▶ WRITTEN TASK
Output each entry below as it stands, leaving out every picture.

▶ MATERIAL FOR THIS EXERCISE
========================
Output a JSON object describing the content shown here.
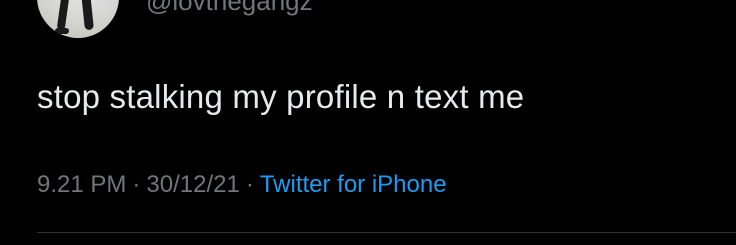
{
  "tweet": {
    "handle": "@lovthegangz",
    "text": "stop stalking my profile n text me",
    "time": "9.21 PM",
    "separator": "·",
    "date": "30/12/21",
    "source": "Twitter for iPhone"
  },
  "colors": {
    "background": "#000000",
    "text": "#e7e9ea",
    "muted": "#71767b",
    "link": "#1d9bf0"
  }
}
========================
▶ PROBLEM SOLUTION
Output a JSON object describing the content shown here.
{
  "tweet": {
    "handle": "@lovthegangz",
    "text": "stop stalking my profile n text me",
    "time": "9.21 PM",
    "separator": "·",
    "date": "30/12/21",
    "source": "Twitter for iPhone"
  },
  "colors": {
    "background": "#000000",
    "text": "#e7e9ea",
    "muted": "#71767b",
    "link": "#1d9bf0"
  }
}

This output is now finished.